◆ **To do**
State the number of lines that hold the string "clabel", with nothing added.

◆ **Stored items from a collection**
======
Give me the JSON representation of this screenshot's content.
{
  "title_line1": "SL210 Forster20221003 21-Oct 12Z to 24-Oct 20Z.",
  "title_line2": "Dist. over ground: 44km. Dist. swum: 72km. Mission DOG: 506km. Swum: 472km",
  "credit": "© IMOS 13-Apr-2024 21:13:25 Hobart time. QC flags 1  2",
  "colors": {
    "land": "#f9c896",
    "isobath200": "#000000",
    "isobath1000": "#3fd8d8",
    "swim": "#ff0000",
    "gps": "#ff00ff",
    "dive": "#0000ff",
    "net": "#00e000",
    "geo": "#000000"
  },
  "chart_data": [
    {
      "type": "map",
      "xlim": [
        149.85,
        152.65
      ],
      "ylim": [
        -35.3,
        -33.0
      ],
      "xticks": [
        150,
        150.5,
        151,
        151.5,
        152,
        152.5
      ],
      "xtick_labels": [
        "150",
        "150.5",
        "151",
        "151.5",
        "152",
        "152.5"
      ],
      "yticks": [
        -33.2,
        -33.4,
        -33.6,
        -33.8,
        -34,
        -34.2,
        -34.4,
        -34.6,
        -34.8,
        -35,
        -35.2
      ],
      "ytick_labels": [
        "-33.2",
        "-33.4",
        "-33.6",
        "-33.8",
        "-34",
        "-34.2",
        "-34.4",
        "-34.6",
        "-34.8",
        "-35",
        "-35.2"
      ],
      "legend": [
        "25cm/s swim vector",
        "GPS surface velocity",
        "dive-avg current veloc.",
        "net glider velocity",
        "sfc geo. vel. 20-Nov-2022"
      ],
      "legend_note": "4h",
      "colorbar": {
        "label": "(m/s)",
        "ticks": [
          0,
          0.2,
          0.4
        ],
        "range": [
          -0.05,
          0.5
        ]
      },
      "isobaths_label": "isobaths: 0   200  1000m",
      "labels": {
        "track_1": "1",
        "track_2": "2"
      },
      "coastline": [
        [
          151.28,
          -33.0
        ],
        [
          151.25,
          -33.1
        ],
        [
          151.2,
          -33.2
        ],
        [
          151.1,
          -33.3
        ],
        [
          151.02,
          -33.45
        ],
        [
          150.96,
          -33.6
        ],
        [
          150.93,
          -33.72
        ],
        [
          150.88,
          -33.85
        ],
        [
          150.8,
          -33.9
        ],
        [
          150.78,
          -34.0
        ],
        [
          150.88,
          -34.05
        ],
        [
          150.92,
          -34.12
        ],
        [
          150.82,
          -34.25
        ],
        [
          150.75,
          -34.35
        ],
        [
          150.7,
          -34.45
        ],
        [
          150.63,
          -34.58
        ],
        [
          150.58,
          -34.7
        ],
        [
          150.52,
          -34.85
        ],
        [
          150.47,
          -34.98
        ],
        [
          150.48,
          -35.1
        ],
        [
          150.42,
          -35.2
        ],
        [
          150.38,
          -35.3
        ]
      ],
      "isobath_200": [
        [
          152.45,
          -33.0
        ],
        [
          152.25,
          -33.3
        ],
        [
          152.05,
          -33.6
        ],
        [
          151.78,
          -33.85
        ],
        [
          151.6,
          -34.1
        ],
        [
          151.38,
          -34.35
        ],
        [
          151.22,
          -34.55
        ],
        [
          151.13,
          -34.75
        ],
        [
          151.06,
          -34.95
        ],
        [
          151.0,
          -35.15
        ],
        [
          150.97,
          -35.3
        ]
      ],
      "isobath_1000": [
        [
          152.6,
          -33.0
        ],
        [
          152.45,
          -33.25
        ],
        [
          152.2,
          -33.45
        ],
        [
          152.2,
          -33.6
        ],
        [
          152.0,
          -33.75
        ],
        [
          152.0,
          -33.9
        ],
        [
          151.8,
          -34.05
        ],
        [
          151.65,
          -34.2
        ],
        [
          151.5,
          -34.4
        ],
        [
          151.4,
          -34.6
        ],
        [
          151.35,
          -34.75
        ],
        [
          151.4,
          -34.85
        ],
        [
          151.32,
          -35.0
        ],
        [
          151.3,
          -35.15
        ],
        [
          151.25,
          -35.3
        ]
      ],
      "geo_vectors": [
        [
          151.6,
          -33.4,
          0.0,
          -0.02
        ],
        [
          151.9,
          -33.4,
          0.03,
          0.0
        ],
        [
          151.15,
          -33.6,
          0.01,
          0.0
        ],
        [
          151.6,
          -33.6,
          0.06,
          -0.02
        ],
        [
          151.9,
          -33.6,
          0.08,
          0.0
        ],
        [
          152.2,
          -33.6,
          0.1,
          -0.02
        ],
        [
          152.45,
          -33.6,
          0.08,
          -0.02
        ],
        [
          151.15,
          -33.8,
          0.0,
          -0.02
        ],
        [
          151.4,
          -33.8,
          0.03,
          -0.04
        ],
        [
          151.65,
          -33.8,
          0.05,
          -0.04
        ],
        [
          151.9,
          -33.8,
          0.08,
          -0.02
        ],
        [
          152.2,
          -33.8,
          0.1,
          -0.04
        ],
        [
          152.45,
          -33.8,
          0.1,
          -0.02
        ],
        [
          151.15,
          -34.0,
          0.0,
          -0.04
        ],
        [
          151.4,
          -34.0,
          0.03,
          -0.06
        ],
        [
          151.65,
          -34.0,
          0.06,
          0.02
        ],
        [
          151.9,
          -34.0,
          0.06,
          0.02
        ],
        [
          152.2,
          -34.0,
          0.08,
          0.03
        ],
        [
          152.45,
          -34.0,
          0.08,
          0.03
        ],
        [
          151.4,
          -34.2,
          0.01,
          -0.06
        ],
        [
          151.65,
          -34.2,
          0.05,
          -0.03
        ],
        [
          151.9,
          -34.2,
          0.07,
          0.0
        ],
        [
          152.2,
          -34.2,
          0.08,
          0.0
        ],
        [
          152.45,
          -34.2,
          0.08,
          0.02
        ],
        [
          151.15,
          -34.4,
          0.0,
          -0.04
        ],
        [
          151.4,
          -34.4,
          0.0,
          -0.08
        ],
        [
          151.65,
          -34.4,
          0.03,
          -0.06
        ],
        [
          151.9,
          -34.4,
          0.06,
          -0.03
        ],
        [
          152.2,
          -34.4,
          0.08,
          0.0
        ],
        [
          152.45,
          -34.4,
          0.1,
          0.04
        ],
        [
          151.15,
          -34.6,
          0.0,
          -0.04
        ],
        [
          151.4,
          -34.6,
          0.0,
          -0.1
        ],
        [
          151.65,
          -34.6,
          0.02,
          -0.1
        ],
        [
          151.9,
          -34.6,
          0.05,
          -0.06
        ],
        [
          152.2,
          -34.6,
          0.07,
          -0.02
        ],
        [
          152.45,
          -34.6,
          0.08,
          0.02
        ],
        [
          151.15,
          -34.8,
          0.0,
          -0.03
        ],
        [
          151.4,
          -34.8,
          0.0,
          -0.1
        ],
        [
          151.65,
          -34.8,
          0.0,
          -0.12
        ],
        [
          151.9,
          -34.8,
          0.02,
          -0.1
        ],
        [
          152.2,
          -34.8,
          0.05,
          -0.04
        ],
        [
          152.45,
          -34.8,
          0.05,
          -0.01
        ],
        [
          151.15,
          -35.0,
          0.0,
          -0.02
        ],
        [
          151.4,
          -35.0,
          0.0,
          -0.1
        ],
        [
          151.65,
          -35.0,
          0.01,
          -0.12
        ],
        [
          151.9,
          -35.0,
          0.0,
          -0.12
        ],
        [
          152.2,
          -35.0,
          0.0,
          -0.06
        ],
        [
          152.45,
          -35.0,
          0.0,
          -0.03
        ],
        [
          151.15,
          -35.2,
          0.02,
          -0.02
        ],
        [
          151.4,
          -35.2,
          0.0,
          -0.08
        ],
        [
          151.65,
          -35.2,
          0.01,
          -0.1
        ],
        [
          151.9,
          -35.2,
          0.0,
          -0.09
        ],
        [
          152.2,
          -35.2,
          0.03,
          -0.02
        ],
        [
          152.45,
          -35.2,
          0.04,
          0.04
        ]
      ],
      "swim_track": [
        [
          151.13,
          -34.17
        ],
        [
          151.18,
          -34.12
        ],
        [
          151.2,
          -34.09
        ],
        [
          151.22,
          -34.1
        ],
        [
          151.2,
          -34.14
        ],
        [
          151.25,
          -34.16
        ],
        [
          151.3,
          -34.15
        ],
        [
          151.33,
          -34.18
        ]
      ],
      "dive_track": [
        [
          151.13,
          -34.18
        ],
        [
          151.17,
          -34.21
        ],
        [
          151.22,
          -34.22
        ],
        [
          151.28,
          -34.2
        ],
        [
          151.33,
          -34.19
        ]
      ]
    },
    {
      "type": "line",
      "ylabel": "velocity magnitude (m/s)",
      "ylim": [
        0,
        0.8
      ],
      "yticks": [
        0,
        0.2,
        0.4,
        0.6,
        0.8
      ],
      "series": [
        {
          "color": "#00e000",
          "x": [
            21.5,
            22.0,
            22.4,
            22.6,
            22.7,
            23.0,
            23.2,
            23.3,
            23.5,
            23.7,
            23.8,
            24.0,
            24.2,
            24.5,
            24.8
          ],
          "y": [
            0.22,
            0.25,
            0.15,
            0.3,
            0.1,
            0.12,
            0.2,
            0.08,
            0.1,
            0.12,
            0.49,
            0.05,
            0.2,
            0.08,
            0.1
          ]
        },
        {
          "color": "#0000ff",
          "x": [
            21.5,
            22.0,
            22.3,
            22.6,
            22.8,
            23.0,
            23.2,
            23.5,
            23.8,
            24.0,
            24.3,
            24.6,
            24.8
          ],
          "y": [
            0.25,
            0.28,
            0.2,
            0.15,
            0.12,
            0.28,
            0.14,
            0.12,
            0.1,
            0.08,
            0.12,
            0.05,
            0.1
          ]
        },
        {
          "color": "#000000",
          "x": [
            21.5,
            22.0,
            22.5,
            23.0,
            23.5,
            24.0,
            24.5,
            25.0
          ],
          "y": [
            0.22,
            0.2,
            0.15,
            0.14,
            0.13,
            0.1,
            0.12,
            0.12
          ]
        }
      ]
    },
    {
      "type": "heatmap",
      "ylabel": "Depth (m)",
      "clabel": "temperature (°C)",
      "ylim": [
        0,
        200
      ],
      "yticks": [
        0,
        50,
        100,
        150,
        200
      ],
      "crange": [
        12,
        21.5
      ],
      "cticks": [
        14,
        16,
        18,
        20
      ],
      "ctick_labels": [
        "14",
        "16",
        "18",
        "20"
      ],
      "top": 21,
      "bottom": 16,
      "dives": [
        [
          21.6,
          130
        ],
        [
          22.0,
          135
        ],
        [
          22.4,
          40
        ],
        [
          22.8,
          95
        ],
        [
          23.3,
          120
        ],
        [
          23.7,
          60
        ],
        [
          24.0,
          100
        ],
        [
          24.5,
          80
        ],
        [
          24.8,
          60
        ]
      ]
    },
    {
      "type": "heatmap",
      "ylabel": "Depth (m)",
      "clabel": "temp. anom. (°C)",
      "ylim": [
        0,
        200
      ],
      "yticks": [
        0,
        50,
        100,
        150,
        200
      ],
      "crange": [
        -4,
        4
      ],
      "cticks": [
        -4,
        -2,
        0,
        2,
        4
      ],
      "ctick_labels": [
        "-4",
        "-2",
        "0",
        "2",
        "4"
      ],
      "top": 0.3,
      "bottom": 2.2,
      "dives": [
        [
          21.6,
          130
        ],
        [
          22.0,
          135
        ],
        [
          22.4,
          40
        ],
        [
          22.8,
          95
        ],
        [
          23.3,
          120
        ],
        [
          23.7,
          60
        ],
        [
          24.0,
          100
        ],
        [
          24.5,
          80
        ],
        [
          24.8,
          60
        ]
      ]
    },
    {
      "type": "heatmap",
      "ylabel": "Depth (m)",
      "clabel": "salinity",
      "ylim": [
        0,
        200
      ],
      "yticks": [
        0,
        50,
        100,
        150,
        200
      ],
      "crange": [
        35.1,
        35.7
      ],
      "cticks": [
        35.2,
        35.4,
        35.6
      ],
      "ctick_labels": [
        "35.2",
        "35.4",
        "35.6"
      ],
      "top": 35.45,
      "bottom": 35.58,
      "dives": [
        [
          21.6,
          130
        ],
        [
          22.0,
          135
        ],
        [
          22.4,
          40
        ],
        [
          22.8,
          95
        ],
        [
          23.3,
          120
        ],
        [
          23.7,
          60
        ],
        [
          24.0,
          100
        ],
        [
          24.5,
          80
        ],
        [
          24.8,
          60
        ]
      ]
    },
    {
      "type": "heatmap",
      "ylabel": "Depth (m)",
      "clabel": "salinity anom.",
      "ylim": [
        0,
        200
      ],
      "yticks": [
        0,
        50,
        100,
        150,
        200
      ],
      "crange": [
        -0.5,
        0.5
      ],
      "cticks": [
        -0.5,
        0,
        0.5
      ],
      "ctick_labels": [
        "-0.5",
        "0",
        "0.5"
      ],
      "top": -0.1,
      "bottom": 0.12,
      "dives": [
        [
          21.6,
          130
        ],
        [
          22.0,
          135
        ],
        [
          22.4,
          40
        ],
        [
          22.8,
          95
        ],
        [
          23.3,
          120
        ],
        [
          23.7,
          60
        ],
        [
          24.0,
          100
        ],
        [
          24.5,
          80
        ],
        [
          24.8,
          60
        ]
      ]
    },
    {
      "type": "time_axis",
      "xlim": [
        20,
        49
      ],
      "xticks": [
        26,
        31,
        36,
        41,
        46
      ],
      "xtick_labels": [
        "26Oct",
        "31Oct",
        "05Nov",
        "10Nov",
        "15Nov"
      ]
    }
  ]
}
======
◆ **Answer below**
4